## Supplied data

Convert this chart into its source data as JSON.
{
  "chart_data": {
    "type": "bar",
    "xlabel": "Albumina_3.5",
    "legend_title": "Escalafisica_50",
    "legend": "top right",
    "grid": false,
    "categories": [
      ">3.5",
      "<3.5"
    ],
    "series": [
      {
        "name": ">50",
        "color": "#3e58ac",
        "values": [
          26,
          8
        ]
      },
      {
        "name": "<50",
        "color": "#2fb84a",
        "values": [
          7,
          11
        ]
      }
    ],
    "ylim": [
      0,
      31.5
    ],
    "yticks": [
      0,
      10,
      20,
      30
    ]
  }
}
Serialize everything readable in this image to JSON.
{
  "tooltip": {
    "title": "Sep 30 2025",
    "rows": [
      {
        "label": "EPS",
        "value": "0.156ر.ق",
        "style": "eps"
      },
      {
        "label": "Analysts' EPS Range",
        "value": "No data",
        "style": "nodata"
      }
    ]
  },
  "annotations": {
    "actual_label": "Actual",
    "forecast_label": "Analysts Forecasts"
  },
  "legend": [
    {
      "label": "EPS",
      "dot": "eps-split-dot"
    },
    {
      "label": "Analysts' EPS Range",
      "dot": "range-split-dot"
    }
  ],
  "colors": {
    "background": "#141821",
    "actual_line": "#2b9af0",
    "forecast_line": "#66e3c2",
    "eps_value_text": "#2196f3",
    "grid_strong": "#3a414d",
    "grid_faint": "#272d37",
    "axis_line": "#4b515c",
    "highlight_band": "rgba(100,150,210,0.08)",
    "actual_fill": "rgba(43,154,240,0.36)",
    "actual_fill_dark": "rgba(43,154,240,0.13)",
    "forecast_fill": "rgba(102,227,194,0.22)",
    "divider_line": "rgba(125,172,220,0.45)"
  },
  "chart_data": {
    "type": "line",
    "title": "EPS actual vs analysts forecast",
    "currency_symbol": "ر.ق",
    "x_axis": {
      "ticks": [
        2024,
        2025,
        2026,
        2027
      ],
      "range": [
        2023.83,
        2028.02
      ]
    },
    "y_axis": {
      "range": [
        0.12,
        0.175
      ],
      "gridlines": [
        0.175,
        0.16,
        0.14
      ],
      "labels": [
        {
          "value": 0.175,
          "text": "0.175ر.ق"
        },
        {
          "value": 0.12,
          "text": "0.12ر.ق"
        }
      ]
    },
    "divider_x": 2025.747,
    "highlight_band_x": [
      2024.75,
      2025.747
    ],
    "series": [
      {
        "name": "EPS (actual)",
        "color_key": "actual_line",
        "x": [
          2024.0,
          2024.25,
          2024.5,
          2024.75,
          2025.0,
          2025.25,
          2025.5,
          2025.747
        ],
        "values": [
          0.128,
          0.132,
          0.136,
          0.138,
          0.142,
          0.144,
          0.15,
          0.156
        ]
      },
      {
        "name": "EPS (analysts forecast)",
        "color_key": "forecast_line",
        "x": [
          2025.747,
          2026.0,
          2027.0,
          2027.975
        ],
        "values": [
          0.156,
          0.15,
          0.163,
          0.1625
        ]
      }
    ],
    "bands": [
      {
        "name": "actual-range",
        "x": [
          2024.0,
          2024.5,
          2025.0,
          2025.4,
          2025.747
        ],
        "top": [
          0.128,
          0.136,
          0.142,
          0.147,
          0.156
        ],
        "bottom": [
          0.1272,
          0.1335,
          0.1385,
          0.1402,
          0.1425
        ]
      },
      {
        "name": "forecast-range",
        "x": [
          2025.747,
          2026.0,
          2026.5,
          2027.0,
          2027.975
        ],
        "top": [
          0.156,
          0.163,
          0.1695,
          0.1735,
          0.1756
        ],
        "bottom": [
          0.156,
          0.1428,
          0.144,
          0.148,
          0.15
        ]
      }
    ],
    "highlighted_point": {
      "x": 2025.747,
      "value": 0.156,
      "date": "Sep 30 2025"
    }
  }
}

## Given task
Repeat the data above, word for word.

## Full solution
Convert this chart into its source data as JSON.
{
  "chart_data": {
    "type": "bar",
    "xlabel": "Albumina_3.5",
    "legend_title": "Escalafisica_50",
    "legend": "top right",
    "grid": false,
    "categories": [
      ">3.5",
      "<3.5"
    ],
    "series": [
      {
        "name": ">50",
        "color": "#3e58ac",
        "values": [
          26,
          8
        ]
      },
      {
        "name": "<50",
        "color": "#2fb84a",
        "values": [
          7,
          11
        ]
      }
    ],
    "ylim": [
      0,
      31.5
    ],
    "yticks": [
      0,
      10,
      20,
      30
    ]
  }
}
Serialize everything readable in this image to JSON.
{
  "tooltip": {
    "title": "Sep 30 2025",
    "rows": [
      {
        "label": "EPS",
        "value": "0.156ر.ق",
        "style": "eps"
      },
      {
        "label": "Analysts' EPS Range",
        "value": "No data",
        "style": "nodata"
      }
    ]
  },
  "annotations": {
    "actual_label": "Actual",
    "forecast_label": "Analysts Forecasts"
  },
  "legend": [
    {
      "label": "EPS",
      "dot": "eps-split-dot"
    },
    {
      "label": "Analysts' EPS Range",
      "dot": "range-split-dot"
    }
  ],
  "colors": {
    "background": "#141821",
    "actual_line": "#2b9af0",
    "forecast_line": "#66e3c2",
    "eps_value_text": "#2196f3",
    "grid_strong": "#3a414d",
    "grid_faint": "#272d37",
    "axis_line": "#4b515c",
    "highlight_band": "rgba(100,150,210,0.08)",
    "actual_fill": "rgba(43,154,240,0.36)",
    "actual_fill_dark": "rgba(43,154,240,0.13)",
    "forecast_fill": "rgba(102,227,194,0.22)",
    "divider_line": "rgba(125,172,220,0.45)"
  },
  "chart_data": {
    "type": "line",
    "title": "EPS actual vs analysts forecast",
    "currency_symbol": "ر.ق",
    "x_axis": {
      "ticks": [
        2024,
        2025,
        2026,
        2027
      ],
      "range": [
        2023.83,
        2028.02
      ]
    },
    "y_axis": {
      "range": [
        0.12,
        0.175
      ],
      "gridlines": [
        0.175,
        0.16,
        0.14
      ],
      "labels": [
        {
          "value": 0.175,
          "text": "0.175ر.ق"
        },
        {
          "value": 0.12,
          "text": "0.12ر.ق"
        }
      ]
    },
    "divider_x": 2025.747,
    "highlight_band_x": [
      2024.75,
      2025.747
    ],
    "series": [
      {
        "name": "EPS (actual)",
        "color_key": "actual_line",
        "x": [
          2024.0,
          2024.25,
          2024.5,
          2024.75,
          2025.0,
          2025.25,
          2025.5,
          2025.747
        ],
        "values": [
          0.128,
          0.132,
          0.136,
          0.138,
          0.142,
          0.144,
          0.15,
          0.156
        ]
      },
      {
        "name": "EPS (analysts forecast)",
        "color_key": "forecast_line",
        "x": [
          2025.747,
          2026.0,
          2027.0,
          2027.975
        ],
        "values": [
          0.156,
          0.15,
          0.163,
          0.1625
        ]
      }
    ],
    "bands": [
      {
        "name": "actual-range",
        "x": [
          2024.0,
          2024.5,
          2025.0,
          2025.4,
          2025.747
        ],
        "top": [
          0.128,
          0.136,
          0.142,
          0.147,
          0.156
        ],
        "bottom": [
          0.1272,
          0.1335,
          0.1385,
          0.1402,
          0.1425
        ]
      },
      {
        "name": "forecast-range",
        "x": [
          2025.747,
          2026.0,
          2026.5,
          2027.0,
          2027.975
        ],
        "top": [
          0.156,
          0.163,
          0.1695,
          0.1735,
          0.1756
        ],
        "bottom": [
          0.156,
          0.1428,
          0.144,
          0.148,
          0.15
        ]
      }
    ],
    "highlighted_point": {
      "x": 2025.747,
      "value": 0.156,
      "date": "Sep 30 2025"
    }
  }
}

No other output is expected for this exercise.